───── EXERCISE DATA

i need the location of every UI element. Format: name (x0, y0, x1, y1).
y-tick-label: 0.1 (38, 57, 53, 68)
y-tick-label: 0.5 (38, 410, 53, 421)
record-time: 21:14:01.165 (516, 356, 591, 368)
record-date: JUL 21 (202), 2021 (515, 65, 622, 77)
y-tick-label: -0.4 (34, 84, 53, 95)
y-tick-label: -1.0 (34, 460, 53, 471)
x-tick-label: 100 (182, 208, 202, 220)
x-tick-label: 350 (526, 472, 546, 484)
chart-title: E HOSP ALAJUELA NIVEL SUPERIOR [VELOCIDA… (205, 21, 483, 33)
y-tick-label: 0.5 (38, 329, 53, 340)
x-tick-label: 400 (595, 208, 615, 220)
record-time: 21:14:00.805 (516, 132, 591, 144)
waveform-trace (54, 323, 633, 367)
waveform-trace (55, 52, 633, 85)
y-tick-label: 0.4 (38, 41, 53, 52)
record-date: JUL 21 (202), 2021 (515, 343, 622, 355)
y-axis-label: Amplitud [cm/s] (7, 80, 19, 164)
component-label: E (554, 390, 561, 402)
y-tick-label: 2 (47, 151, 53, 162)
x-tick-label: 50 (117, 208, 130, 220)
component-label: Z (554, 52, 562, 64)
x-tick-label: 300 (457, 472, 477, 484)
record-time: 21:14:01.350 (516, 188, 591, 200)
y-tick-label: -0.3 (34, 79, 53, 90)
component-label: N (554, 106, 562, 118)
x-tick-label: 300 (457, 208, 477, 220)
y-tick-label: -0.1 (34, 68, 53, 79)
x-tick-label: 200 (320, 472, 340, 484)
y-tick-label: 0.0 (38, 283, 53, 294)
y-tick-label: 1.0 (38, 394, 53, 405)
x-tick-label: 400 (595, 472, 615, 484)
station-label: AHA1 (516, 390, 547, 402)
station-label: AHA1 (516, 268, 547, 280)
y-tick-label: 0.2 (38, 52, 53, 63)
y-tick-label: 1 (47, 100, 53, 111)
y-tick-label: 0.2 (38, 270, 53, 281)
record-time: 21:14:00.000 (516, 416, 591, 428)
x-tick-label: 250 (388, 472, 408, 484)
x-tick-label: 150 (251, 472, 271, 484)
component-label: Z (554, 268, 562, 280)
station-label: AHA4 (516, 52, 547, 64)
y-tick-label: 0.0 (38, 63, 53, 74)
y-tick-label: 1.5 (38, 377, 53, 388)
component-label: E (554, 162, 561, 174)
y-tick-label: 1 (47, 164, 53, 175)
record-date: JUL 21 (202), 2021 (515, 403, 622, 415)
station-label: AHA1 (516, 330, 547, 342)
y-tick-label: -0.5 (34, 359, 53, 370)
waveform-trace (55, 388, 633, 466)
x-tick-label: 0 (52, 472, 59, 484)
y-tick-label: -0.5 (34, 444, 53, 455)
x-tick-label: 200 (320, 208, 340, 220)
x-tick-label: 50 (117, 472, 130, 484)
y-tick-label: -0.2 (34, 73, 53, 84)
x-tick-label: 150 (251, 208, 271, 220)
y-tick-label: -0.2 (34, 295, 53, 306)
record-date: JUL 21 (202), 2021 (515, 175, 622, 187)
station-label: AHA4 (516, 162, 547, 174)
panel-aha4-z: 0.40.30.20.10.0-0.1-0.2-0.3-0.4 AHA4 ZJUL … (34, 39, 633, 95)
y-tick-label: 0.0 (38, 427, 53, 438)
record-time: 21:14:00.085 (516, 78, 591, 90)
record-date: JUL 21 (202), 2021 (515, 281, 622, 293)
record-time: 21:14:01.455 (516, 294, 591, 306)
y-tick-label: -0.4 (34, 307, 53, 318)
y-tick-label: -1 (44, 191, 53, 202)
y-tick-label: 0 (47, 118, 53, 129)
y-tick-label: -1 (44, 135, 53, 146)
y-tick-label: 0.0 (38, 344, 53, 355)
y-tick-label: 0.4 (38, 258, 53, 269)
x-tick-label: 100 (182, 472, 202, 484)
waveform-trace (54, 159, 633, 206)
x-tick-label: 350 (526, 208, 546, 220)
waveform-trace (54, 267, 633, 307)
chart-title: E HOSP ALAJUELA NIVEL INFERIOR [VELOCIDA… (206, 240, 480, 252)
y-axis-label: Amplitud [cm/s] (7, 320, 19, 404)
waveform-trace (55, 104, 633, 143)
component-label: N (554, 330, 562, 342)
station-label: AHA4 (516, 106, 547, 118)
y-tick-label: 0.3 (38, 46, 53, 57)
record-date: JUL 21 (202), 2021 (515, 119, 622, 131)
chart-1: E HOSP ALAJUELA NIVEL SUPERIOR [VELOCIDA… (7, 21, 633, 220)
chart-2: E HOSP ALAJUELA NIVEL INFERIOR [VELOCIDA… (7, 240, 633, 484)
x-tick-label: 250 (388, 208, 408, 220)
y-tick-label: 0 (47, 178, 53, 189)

──────────

Reproduce every one of the stored data lines above verbatim, from the first line to the last.

i need the location of every UI element. Format: name (x0, y0, x1, y1).
y-tick-label: 0.1 (38, 57, 53, 68)
y-tick-label: 0.5 (38, 410, 53, 421)
record-time: 21:14:01.165 (516, 356, 591, 368)
record-date: JUL 21 (202), 2021 (515, 65, 622, 77)
y-tick-label: -0.4 (34, 84, 53, 95)
y-tick-label: -1.0 (34, 460, 53, 471)
x-tick-label: 100 (182, 208, 202, 220)
x-tick-label: 350 (526, 472, 546, 484)
chart-title: E HOSP ALAJUELA NIVEL SUPERIOR [VELOCIDA… (205, 21, 483, 33)
y-tick-label: 0.5 (38, 329, 53, 340)
x-tick-label: 400 (595, 208, 615, 220)
record-time: 21:14:00.805 (516, 132, 591, 144)
waveform-trace (54, 323, 633, 367)
waveform-trace (55, 52, 633, 85)
y-tick-label: 0.4 (38, 41, 53, 52)
record-date: JUL 21 (202), 2021 (515, 343, 622, 355)
y-axis-label: Amplitud [cm/s] (7, 80, 19, 164)
component-label: E (554, 390, 561, 402)
y-tick-label: 2 (47, 151, 53, 162)
x-tick-label: 50 (117, 208, 130, 220)
component-label: Z (554, 52, 562, 64)
x-tick-label: 300 (457, 472, 477, 484)
record-time: 21:14:01.350 (516, 188, 591, 200)
y-tick-label: -0.3 (34, 79, 53, 90)
component-label: N (554, 106, 562, 118)
x-tick-label: 300 (457, 208, 477, 220)
y-tick-label: -0.1 (34, 68, 53, 79)
x-tick-label: 200 (320, 472, 340, 484)
y-tick-label: 0.0 (38, 283, 53, 294)
y-tick-label: 1.0 (38, 394, 53, 405)
x-tick-label: 400 (595, 472, 615, 484)
station-label: AHA1 (516, 390, 547, 402)
station-label: AHA1 (516, 268, 547, 280)
y-tick-label: 0.2 (38, 52, 53, 63)
y-tick-label: 1 (47, 100, 53, 111)
y-tick-label: 0.2 (38, 270, 53, 281)
record-time: 21:14:00.000 (516, 416, 591, 428)
x-tick-label: 250 (388, 472, 408, 484)
x-tick-label: 150 (251, 472, 271, 484)
component-label: Z (554, 268, 562, 280)
station-label: AHA4 (516, 52, 547, 64)
y-tick-label: 0.0 (38, 63, 53, 74)
y-tick-label: 1.5 (38, 377, 53, 388)
component-label: E (554, 162, 561, 174)
y-tick-label: 1 (47, 164, 53, 175)
record-date: JUL 21 (202), 2021 (515, 403, 622, 415)
station-label: AHA1 (516, 330, 547, 342)
y-tick-label: -0.5 (34, 359, 53, 370)
waveform-trace (55, 388, 633, 466)
x-tick-label: 0 (52, 472, 59, 484)
y-tick-label: -0.5 (34, 444, 53, 455)
x-tick-label: 200 (320, 208, 340, 220)
x-tick-label: 50 (117, 472, 130, 484)
y-tick-label: -0.2 (34, 73, 53, 84)
x-tick-label: 150 (251, 208, 271, 220)
y-tick-label: -0.2 (34, 295, 53, 306)
record-date: JUL 21 (202), 2021 (515, 175, 622, 187)
station-label: AHA4 (516, 162, 547, 174)
panel-aha4-z: 0.40.30.20.10.0-0.1-0.2-0.3-0.4 AHA4 ZJUL … (34, 39, 633, 95)
y-tick-label: 0.0 (38, 427, 53, 438)
record-time: 21:14:00.085 (516, 78, 591, 90)
record-date: JUL 21 (202), 2021 (515, 281, 622, 293)
record-time: 21:14:01.455 (516, 294, 591, 306)
y-tick-label: -0.4 (34, 307, 53, 318)
y-tick-label: -1 (44, 191, 53, 202)
y-tick-label: 0 (47, 118, 53, 129)
y-tick-label: -1 (44, 135, 53, 146)
y-tick-label: 0.0 (38, 344, 53, 355)
y-tick-label: 0.4 (38, 258, 53, 269)
x-tick-label: 100 (182, 472, 202, 484)
waveform-trace (54, 159, 633, 206)
x-tick-label: 350 (526, 208, 546, 220)
waveform-trace (54, 267, 633, 307)
chart-title: E HOSP ALAJUELA NIVEL INFERIOR [VELOCIDA… (206, 240, 480, 252)
y-axis-label: Amplitud [cm/s] (7, 320, 19, 404)
waveform-trace (55, 104, 633, 143)
component-label: N (554, 330, 562, 342)
station-label: AHA4 (516, 106, 547, 118)
y-tick-label: 0.3 (38, 46, 53, 57)
record-date: JUL 21 (202), 2021 (515, 119, 622, 131)
chart-1: E HOSP ALAJUELA NIVEL SUPERIOR [VELOCIDA… (7, 21, 633, 220)
chart-2: E HOSP ALAJUELA NIVEL INFERIOR [VELOCIDA… (7, 240, 633, 484)
x-tick-label: 250 (388, 208, 408, 220)
y-tick-label: 0 (47, 178, 53, 189)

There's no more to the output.